##### SUPPLIED MATERIAL
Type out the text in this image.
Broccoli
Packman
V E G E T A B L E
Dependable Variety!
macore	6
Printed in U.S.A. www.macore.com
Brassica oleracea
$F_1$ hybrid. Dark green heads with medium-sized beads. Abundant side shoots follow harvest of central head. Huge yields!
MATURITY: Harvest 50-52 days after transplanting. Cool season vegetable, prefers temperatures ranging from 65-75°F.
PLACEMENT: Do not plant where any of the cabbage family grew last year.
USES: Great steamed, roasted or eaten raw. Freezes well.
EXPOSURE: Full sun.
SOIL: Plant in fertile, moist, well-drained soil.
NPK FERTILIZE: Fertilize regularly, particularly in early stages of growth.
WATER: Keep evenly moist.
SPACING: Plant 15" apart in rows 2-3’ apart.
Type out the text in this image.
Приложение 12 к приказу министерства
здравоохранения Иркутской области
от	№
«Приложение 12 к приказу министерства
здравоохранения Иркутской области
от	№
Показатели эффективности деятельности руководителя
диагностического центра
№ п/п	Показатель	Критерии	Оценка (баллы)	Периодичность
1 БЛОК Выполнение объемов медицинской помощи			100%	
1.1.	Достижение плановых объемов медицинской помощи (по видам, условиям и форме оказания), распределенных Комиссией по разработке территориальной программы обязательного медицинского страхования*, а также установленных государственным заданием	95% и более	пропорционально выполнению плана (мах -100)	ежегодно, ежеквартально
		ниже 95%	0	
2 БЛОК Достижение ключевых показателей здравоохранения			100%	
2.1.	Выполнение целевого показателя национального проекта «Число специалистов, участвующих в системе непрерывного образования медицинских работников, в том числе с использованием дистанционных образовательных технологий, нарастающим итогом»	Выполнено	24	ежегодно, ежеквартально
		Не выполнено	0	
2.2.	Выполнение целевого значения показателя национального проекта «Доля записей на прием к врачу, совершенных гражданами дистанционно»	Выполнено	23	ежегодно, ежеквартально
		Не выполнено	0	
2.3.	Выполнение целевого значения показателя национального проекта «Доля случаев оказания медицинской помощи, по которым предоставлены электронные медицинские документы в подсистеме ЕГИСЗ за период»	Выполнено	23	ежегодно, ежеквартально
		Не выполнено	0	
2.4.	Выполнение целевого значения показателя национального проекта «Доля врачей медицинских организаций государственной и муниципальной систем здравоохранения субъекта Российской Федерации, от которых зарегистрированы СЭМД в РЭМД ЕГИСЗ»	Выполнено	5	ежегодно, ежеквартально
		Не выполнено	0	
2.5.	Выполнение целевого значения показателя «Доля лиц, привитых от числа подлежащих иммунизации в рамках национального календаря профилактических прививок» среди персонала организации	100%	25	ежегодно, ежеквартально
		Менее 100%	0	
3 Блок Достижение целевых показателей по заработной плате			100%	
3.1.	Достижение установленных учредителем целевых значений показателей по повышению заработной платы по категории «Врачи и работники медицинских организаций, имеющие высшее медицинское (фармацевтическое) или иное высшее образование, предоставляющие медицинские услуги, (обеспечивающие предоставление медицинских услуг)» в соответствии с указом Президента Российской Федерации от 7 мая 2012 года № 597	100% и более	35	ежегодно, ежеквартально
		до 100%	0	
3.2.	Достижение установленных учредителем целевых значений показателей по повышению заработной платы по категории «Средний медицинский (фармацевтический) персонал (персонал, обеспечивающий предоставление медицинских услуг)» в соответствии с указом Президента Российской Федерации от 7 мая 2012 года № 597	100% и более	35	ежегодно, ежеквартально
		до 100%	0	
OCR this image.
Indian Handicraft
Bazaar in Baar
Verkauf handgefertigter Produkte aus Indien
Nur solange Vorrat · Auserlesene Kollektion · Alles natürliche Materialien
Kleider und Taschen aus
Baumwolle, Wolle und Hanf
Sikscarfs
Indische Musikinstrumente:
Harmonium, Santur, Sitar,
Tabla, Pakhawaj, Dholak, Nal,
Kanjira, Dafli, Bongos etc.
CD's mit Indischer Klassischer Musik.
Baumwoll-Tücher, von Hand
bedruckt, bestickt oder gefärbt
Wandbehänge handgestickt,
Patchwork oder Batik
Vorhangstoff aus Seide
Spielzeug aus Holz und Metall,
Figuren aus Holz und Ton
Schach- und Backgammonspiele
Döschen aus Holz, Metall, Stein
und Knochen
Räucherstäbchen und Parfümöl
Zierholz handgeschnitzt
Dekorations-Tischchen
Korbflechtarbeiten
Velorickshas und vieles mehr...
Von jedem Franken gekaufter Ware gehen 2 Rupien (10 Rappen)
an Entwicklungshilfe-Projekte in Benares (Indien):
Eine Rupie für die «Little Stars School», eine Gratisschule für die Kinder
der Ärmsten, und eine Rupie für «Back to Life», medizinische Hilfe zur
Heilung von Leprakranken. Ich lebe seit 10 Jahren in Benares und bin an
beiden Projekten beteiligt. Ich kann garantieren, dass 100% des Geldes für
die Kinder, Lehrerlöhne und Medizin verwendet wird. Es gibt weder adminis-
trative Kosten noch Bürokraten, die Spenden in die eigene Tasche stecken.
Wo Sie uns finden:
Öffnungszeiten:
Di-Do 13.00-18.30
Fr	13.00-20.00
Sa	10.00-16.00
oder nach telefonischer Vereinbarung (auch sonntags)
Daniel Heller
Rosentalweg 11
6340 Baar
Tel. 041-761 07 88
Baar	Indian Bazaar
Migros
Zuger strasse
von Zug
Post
##########
### GOAL OF THE EXERCISE
Each record above should be restated word for word.

### OUTPUT FOR THIS EXERCISE
Type out the text in this image.
Broccoli
Packman
V E G E T A B L E
Dependable Variety!
macore	6
Printed in U.S.A. www.macore.com
Brassica oleracea
$F_1$ hybrid. Dark green heads with medium-sized beads. Abundant side shoots follow harvest of central head. Huge yields!
MATURITY: Harvest 50-52 days after transplanting. Cool season vegetable, prefers temperatures ranging from 65-75°F.
PLACEMENT: Do not plant where any of the cabbage family grew last year.
USES: Great steamed, roasted or eaten raw. Freezes well.
EXPOSURE: Full sun.
SOIL: Plant in fertile, moist, well-drained soil.
NPK FERTILIZE: Fertilize regularly, particularly in early stages of growth.
WATER: Keep evenly moist.
SPACING: Plant 15" apart in rows 2-3’ apart.
Type out the text in this image.
Приложение 12 к приказу министерства
здравоохранения Иркутской области
от	№
«Приложение 12 к приказу министерства
здравоохранения Иркутской области
от	№
Показатели эффективности деятельности руководителя
диагностического центра
№ п/п	Показатель	Критерии	Оценка (баллы)	Периодичность
1 БЛОК Выполнение объемов медицинской помощи			100%	
1.1.	Достижение плановых объемов медицинской помощи (по видам, условиям и форме оказания), распределенных Комиссией по разработке территориальной программы обязательного медицинского страхования*, а также установленных государственным заданием	95% и более	пропорционально выполнению плана (мах -100)	ежегодно, ежеквартально
		ниже 95%	0	
2 БЛОК Достижение ключевых показателей здравоохранения			100%	
2.1.	Выполнение целевого показателя национального проекта «Число специалистов, участвующих в системе непрерывного образования медицинских работников, в том числе с использованием дистанционных образовательных технологий, нарастающим итогом»	Выполнено	24	ежегодно, ежеквартально
		Не выполнено	0	
2.2.	Выполнение целевого значения показателя национального проекта «Доля записей на прием к врачу, совершенных гражданами дистанционно»	Выполнено	23	ежегодно, ежеквартально
		Не выполнено	0	
2.3.	Выполнение целевого значения показателя национального проекта «Доля случаев оказания медицинской помощи, по которым предоставлены электронные медицинские документы в подсистеме ЕГИСЗ за период»	Выполнено	23	ежегодно, ежеквартально
		Не выполнено	0	
2.4.	Выполнение целевого значения показателя национального проекта «Доля врачей медицинских организаций государственной и муниципальной систем здравоохранения субъекта Российской Федерации, от которых зарегистрированы СЭМД в РЭМД ЕГИСЗ»	Выполнено	5	ежегодно, ежеквартально
		Не выполнено	0	
2.5.	Выполнение целевого значения показателя «Доля лиц, привитых от числа подлежащих иммунизации в рамках национального календаря профилактических прививок» среди персонала организации	100%	25	ежегодно, ежеквартально
		Менее 100%	0	
3 Блок Достижение целевых показателей по заработной плате			100%	
3.1.	Достижение установленных учредителем целевых значений показателей по повышению заработной платы по категории «Врачи и работники медицинских организаций, имеющие высшее медицинское (фармацевтическое) или иное высшее образование, предоставляющие медицинские услуги, (обеспечивающие предоставление медицинских услуг)» в соответствии с указом Президента Российской Федерации от 7 мая 2012 года № 597	100% и более	35	ежегодно, ежеквартально
		до 100%	0	
3.2.	Достижение установленных учредителем целевых значений показателей по повышению заработной платы по категории «Средний медицинский (фармацевтический) персонал (персонал, обеспечивающий предоставление медицинских услуг)» в соответствии с указом Президента Российской Федерации от 7 мая 2012 года № 597	100% и более	35	ежегодно, ежеквартально
		до 100%	0	
OCR this image.
Indian Handicraft
Bazaar in Baar
Verkauf handgefertigter Produkte aus Indien
Nur solange Vorrat · Auserlesene Kollektion · Alles natürliche Materialien
Kleider und Taschen aus
Baumwolle, Wolle und Hanf
Sikscarfs
Indische Musikinstrumente:
Harmonium, Santur, Sitar,
Tabla, Pakhawaj, Dholak, Nal,
Kanjira, Dafli, Bongos etc.
CD's mit Indischer Klassischer Musik.
Baumwoll-Tücher, von Hand
bedruckt, bestickt oder gefärbt
Wandbehänge handgestickt,
Patchwork oder Batik
Vorhangstoff aus Seide
Spielzeug aus Holz und Metall,
Figuren aus Holz und Ton
Schach- und Backgammonspiele
Döschen aus Holz, Metall, Stein
und Knochen
Räucherstäbchen und Parfümöl
Zierholz handgeschnitzt
Dekorations-Tischchen
Korbflechtarbeiten
Velorickshas und vieles mehr...
Von jedem Franken gekaufter Ware gehen 2 Rupien (10 Rappen)
an Entwicklungshilfe-Projekte in Benares (Indien):
Eine Rupie für die «Little Stars School», eine Gratisschule für die Kinder
der Ärmsten, und eine Rupie für «Back to Life», medizinische Hilfe zur
Heilung von Leprakranken. Ich lebe seit 10 Jahren in Benares und bin an
beiden Projekten beteiligt. Ich kann garantieren, dass 100% des Geldes für
die Kinder, Lehrerlöhne und Medizin verwendet wird. Es gibt weder adminis-
trative Kosten noch Bürokraten, die Spenden in die eigene Tasche stecken.
Wo Sie uns finden:
Öffnungszeiten:
Di-Do 13.00-18.30
Fr	13.00-20.00
Sa	10.00-16.00
oder nach telefonischer Vereinbarung (auch sonntags)
Daniel Heller
Rosentalweg 11
6340 Baar
Tel. 041-761 07 88
Baar	Indian Bazaar
Migros
Zuger strasse
von Zug
Post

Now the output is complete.